Exercise input.
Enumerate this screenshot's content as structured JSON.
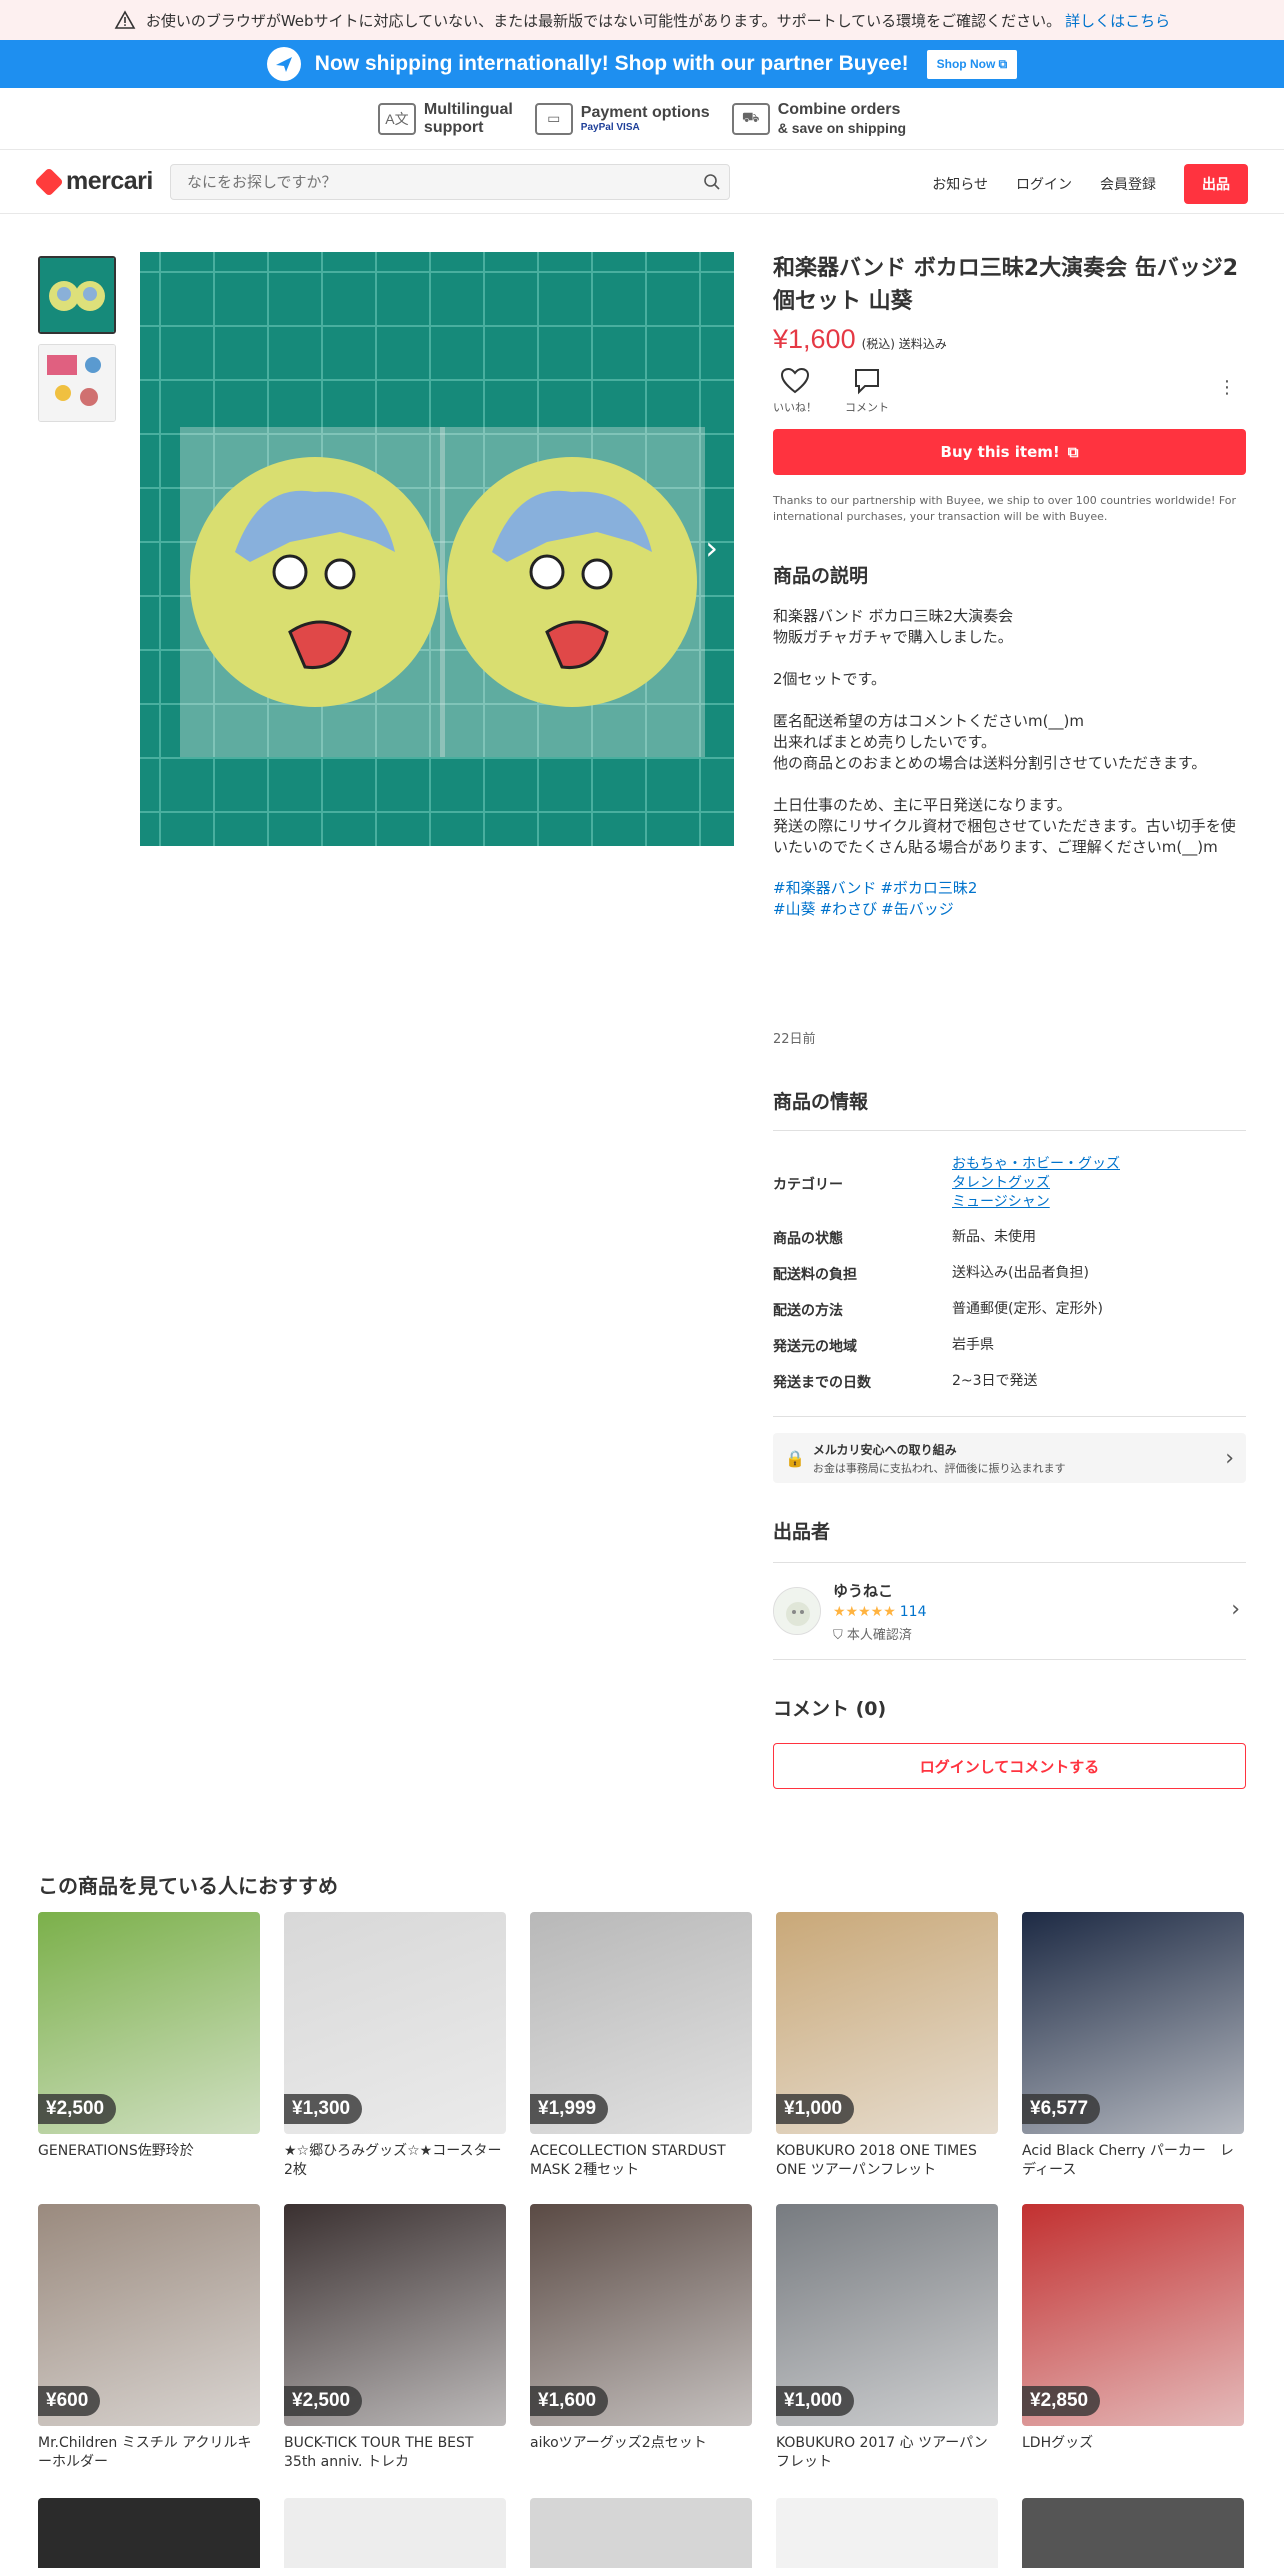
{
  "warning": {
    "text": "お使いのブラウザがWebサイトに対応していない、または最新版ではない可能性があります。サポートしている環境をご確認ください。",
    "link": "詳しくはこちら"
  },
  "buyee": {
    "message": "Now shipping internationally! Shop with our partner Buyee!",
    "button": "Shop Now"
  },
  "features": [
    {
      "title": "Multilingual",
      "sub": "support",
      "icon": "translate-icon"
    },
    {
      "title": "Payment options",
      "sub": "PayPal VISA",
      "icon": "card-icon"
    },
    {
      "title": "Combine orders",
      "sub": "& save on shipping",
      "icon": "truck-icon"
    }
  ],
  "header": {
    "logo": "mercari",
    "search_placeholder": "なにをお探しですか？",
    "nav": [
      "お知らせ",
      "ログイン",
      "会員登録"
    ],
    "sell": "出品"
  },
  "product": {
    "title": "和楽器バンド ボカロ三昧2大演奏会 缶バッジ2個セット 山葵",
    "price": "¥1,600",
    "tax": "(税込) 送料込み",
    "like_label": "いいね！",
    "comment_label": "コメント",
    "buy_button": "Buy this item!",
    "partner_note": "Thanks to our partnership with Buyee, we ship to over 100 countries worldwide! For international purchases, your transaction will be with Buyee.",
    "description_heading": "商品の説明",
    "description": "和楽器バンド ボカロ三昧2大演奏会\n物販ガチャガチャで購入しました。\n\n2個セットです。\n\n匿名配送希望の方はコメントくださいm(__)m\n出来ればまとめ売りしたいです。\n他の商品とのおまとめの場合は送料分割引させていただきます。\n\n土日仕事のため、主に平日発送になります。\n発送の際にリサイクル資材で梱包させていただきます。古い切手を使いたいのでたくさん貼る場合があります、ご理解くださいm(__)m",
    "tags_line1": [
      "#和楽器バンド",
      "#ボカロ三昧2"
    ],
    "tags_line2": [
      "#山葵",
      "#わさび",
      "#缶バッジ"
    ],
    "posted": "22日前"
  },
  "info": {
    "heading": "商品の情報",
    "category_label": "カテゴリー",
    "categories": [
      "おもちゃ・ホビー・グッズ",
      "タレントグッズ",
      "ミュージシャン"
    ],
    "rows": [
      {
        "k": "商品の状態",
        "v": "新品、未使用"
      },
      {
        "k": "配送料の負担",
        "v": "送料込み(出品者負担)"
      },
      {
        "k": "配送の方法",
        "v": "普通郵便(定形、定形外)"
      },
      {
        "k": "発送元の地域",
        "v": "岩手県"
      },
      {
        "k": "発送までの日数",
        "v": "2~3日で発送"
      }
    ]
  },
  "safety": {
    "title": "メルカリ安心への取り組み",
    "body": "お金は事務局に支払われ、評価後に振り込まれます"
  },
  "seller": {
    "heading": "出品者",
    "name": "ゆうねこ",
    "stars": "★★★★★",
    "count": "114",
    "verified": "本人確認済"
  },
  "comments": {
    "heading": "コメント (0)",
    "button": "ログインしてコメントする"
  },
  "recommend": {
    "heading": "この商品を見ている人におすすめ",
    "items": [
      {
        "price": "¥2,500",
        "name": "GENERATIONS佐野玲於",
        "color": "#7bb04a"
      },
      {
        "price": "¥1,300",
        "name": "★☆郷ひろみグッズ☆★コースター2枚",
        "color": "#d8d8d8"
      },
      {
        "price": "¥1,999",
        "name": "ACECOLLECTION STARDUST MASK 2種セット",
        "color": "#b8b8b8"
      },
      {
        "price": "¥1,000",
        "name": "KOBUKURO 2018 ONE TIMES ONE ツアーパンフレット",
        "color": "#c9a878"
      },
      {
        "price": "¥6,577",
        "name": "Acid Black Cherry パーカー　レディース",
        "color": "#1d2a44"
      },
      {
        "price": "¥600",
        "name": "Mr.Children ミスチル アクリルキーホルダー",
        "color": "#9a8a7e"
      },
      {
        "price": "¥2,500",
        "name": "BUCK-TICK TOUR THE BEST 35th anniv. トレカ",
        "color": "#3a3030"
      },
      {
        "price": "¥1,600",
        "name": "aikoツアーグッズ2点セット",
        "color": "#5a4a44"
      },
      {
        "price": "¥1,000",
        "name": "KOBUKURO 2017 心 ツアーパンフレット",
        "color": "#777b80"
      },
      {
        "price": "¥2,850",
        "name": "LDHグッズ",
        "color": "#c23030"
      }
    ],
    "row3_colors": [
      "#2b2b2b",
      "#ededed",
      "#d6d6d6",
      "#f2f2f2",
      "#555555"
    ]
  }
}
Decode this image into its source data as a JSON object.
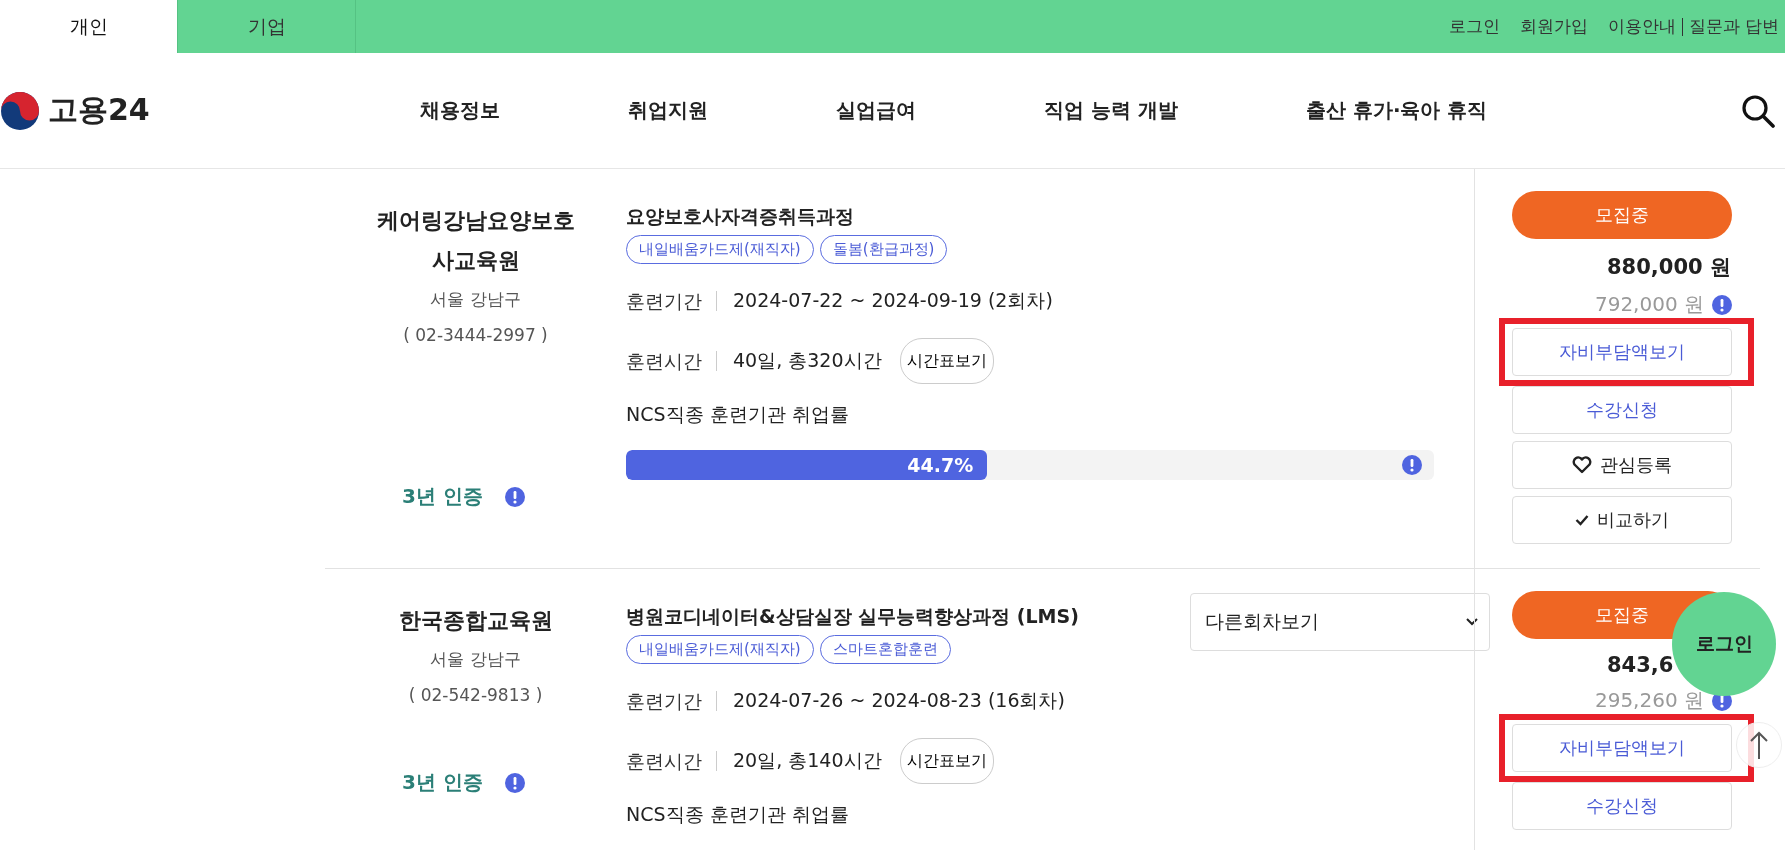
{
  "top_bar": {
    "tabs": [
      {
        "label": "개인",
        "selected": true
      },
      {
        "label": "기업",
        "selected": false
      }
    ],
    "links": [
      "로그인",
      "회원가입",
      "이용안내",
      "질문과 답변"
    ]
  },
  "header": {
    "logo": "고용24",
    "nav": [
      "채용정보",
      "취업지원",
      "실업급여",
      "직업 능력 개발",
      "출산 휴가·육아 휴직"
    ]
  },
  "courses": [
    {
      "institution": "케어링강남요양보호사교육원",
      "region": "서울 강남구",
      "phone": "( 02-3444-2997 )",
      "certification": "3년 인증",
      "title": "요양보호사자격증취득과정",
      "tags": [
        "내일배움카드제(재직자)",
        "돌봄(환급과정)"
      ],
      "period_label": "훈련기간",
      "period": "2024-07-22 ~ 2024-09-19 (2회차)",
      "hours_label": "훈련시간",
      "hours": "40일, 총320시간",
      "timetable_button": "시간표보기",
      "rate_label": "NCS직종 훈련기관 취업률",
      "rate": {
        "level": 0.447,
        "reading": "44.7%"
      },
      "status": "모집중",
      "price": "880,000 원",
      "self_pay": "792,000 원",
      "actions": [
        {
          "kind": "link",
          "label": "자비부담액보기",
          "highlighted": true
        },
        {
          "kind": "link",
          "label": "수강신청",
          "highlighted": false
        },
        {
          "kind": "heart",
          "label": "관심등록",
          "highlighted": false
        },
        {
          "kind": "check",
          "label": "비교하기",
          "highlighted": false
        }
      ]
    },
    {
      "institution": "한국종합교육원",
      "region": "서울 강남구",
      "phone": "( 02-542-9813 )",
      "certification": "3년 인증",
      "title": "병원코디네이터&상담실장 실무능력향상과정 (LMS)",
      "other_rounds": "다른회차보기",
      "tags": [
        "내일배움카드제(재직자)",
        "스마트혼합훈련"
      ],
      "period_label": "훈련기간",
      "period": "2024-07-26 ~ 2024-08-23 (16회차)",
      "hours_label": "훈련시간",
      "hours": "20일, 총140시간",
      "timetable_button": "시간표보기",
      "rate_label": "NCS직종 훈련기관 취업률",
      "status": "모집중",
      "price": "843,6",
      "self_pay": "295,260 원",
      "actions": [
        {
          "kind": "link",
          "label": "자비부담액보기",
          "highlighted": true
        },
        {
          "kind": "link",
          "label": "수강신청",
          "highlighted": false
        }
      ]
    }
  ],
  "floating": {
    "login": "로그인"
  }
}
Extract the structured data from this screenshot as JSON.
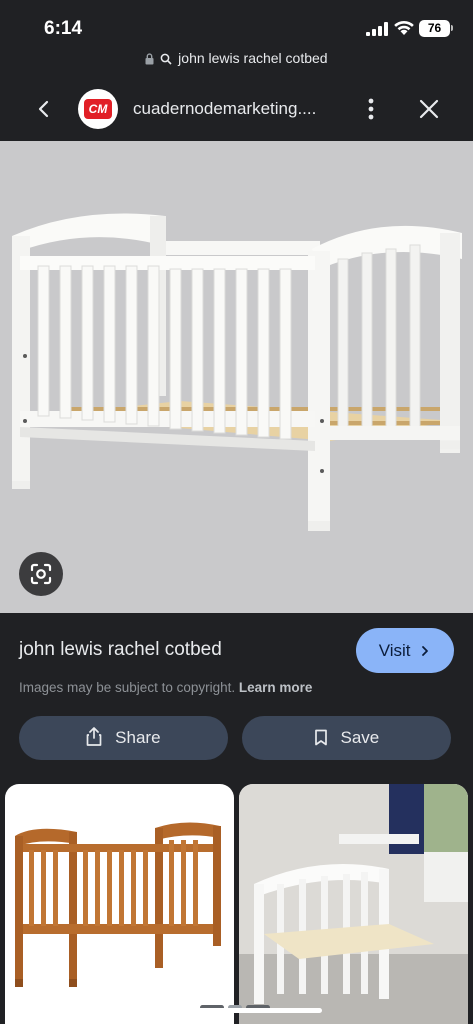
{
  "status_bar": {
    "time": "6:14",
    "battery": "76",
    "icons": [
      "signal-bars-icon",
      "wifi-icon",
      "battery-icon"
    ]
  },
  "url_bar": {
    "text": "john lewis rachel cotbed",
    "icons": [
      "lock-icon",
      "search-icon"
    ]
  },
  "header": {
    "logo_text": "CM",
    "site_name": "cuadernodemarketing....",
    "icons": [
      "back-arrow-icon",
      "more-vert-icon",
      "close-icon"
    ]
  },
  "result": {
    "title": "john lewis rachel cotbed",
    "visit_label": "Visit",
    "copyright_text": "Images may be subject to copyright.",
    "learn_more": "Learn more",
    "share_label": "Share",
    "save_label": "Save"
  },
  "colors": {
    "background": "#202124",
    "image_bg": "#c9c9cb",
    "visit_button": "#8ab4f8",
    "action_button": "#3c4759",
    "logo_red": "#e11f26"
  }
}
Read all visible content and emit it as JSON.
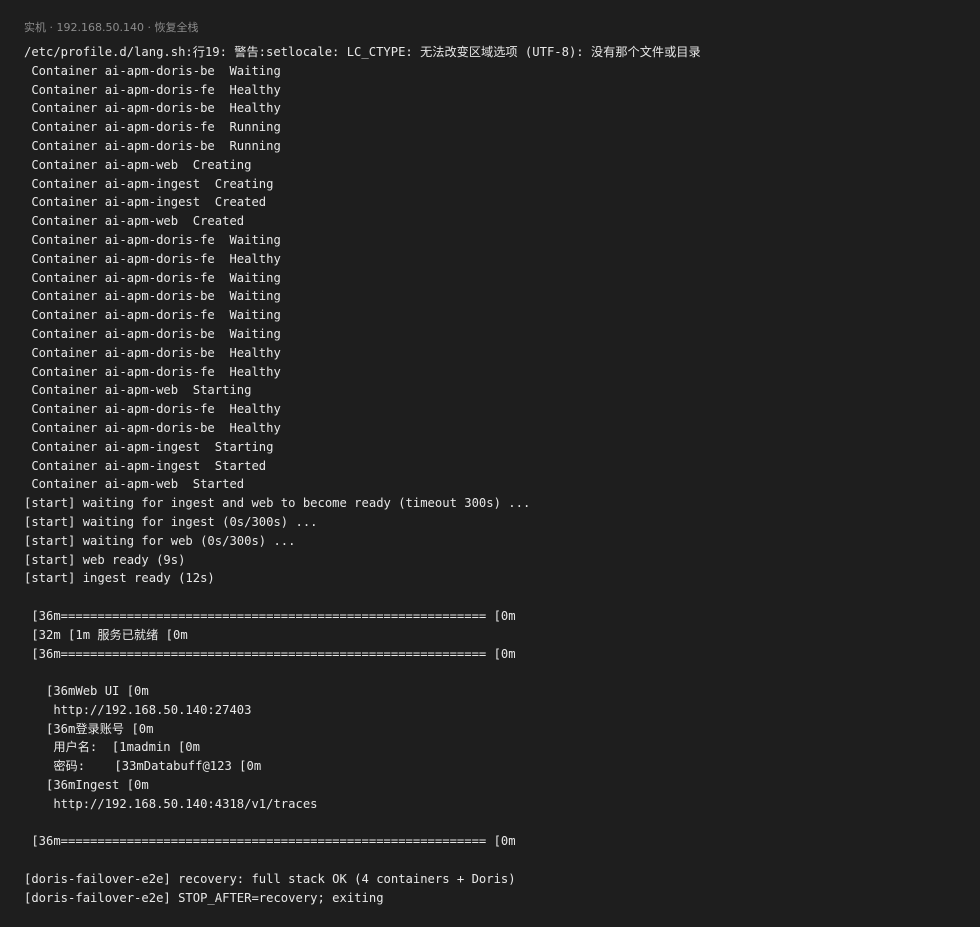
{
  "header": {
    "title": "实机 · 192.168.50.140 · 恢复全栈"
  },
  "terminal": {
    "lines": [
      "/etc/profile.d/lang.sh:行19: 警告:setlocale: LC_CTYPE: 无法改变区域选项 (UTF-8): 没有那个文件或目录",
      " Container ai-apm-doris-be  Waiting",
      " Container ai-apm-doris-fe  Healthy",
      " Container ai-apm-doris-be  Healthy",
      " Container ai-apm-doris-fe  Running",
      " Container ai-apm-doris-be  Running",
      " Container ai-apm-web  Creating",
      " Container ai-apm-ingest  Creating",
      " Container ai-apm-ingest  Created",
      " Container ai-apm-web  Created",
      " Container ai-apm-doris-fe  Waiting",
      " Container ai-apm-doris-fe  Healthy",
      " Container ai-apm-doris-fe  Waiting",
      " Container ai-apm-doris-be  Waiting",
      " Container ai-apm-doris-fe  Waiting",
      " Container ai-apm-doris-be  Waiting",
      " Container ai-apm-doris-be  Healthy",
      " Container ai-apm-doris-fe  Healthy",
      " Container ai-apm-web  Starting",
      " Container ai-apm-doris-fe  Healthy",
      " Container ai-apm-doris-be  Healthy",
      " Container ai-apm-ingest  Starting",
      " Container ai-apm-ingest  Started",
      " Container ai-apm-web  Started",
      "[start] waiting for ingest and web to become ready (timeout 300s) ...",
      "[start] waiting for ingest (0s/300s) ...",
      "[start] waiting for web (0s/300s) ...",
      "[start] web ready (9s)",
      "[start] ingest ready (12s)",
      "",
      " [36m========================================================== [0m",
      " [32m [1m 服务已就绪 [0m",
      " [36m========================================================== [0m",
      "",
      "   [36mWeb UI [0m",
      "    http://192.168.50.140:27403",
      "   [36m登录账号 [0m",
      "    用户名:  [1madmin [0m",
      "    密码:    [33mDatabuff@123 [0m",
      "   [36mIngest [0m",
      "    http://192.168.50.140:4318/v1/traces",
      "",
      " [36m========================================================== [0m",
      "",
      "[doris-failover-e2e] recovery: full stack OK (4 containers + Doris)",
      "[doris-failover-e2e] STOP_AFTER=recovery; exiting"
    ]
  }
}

Task details. Identify each line in the entries with the word "Started" and copy it.

Correct response.
      " Container ai-apm-ingest  Started",
      " Container ai-apm-web  Started",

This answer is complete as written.